EXERCISE:
Return each line containing the string "text".

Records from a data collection

-- BEGIN --

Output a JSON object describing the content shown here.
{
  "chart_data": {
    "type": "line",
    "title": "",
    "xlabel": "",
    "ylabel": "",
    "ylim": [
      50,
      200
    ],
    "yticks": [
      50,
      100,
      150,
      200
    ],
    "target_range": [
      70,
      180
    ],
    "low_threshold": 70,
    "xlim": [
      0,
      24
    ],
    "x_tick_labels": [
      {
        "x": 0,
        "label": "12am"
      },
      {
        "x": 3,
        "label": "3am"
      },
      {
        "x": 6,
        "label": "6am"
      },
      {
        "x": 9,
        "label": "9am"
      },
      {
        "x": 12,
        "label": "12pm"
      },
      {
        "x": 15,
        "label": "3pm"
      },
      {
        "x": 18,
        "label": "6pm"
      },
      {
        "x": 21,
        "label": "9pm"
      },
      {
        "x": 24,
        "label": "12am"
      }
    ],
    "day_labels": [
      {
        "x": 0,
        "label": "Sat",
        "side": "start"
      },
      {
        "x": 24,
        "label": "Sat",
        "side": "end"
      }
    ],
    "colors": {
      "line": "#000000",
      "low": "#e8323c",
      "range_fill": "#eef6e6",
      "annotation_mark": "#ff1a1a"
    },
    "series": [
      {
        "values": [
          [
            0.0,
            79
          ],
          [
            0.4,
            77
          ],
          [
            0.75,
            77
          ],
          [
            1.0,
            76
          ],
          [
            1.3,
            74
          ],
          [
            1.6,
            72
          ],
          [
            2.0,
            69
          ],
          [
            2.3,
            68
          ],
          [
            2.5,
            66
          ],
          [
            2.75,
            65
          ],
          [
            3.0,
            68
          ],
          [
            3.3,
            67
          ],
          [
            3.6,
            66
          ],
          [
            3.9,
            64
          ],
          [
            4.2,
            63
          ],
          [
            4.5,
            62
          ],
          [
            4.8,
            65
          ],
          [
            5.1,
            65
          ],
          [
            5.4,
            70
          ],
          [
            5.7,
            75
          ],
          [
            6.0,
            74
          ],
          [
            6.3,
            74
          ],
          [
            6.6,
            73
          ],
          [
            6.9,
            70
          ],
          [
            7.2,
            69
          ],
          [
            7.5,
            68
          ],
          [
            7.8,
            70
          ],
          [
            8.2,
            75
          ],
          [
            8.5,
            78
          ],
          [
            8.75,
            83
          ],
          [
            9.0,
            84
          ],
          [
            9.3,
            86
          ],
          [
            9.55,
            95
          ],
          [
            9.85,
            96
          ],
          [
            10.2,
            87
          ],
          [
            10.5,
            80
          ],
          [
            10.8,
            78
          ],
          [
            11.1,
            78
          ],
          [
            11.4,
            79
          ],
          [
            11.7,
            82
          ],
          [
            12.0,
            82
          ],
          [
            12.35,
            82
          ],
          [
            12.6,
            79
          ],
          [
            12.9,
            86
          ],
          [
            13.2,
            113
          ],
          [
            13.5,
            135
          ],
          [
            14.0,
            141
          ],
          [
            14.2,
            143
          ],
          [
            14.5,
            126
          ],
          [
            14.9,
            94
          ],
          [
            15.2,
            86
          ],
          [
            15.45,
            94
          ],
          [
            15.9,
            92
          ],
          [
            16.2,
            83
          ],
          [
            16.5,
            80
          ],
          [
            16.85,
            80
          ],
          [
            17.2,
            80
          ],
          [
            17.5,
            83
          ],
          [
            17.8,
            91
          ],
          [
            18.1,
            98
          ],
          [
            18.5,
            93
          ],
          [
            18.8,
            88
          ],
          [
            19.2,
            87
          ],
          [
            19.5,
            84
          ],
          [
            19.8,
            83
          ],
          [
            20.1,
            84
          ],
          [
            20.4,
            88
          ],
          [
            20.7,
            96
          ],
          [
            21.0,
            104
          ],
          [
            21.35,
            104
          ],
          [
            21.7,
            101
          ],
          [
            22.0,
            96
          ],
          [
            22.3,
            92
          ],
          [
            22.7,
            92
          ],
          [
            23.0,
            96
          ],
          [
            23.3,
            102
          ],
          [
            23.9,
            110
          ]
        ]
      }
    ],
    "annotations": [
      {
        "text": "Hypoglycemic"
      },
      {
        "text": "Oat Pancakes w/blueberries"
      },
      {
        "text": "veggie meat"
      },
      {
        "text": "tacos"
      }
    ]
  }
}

-- END --

CORRECT RESULT:
        "text": "Hypoglycemic"
        "text": "Oat Pancakes w/blueberries"
        "text": "veggie meat"
        "text": "tacos"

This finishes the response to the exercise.